| Goal |
The entries below are to be written out again without alteration.

| Records provided |
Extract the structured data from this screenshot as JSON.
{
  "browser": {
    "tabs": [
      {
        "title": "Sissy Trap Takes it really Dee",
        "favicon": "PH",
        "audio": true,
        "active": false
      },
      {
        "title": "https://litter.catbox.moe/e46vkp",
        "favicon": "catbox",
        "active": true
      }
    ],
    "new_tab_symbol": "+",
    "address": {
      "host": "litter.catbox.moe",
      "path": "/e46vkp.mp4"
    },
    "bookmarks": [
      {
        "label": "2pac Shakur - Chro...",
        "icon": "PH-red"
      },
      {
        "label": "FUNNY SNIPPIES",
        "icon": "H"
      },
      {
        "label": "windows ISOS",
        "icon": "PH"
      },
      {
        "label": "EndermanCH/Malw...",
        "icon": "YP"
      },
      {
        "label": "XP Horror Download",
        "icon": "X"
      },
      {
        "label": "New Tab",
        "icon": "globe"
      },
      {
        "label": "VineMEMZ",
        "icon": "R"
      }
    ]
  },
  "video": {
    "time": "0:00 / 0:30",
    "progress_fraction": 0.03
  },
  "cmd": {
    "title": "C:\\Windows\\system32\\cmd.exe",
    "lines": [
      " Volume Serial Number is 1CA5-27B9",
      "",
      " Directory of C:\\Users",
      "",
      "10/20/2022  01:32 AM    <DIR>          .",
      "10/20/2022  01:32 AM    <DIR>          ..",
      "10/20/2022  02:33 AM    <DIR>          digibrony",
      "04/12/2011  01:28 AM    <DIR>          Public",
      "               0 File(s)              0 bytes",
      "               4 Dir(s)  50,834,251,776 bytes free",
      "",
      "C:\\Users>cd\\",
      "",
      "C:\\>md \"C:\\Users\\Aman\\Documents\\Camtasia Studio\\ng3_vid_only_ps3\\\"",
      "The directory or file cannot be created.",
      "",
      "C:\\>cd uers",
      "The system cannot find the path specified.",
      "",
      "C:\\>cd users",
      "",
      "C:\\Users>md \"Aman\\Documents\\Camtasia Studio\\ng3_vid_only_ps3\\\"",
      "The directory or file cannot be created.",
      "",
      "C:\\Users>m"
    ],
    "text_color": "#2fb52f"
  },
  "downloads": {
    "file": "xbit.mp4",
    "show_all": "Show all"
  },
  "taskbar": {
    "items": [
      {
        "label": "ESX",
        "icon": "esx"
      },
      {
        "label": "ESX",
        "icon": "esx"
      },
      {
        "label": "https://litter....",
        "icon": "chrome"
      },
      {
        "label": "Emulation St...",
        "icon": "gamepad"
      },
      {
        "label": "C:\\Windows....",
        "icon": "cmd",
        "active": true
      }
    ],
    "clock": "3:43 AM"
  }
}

| The response |
Extract the structured data from this screenshot as JSON.
{
  "browser": {
    "tabs": [
      {
        "title": "Sissy Trap Takes it really Dee",
        "favicon": "PH",
        "audio": true,
        "active": false
      },
      {
        "title": "https://litter.catbox.moe/e46vkp",
        "favicon": "catbox",
        "active": true
      }
    ],
    "new_tab_symbol": "+",
    "address": {
      "host": "litter.catbox.moe",
      "path": "/e46vkp.mp4"
    },
    "bookmarks": [
      {
        "label": "2pac Shakur - Chro...",
        "icon": "PH-red"
      },
      {
        "label": "FUNNY SNIPPIES",
        "icon": "H"
      },
      {
        "label": "windows ISOS",
        "icon": "PH"
      },
      {
        "label": "EndermanCH/Malw...",
        "icon": "YP"
      },
      {
        "label": "XP Horror Download",
        "icon": "X"
      },
      {
        "label": "New Tab",
        "icon": "globe"
      },
      {
        "label": "VineMEMZ",
        "icon": "R"
      }
    ]
  },
  "video": {
    "time": "0:00 / 0:30",
    "progress_fraction": 0.03
  },
  "cmd": {
    "title": "C:\\Windows\\system32\\cmd.exe",
    "lines": [
      " Volume Serial Number is 1CA5-27B9",
      "",
      " Directory of C:\\Users",
      "",
      "10/20/2022  01:32 AM    <DIR>          .",
      "10/20/2022  01:32 AM    <DIR>          ..",
      "10/20/2022  02:33 AM    <DIR>          digibrony",
      "04/12/2011  01:28 AM    <DIR>          Public",
      "               0 File(s)              0 bytes",
      "               4 Dir(s)  50,834,251,776 bytes free",
      "",
      "C:\\Users>cd\\",
      "",
      "C:\\>md \"C:\\Users\\Aman\\Documents\\Camtasia Studio\\ng3_vid_only_ps3\\\"",
      "The directory or file cannot be created.",
      "",
      "C:\\>cd uers",
      "The system cannot find the path specified.",
      "",
      "C:\\>cd users",
      "",
      "C:\\Users>md \"Aman\\Documents\\Camtasia Studio\\ng3_vid_only_ps3\\\"",
      "The directory or file cannot be created.",
      "",
      "C:\\Users>m"
    ],
    "text_color": "#2fb52f"
  },
  "downloads": {
    "file": "xbit.mp4",
    "show_all": "Show all"
  },
  "taskbar": {
    "items": [
      {
        "label": "ESX",
        "icon": "esx"
      },
      {
        "label": "ESX",
        "icon": "esx"
      },
      {
        "label": "https://litter....",
        "icon": "chrome"
      },
      {
        "label": "Emulation St...",
        "icon": "gamepad"
      },
      {
        "label": "C:\\Windows....",
        "icon": "cmd",
        "active": true
      }
    ],
    "clock": "3:43 AM"
  }
}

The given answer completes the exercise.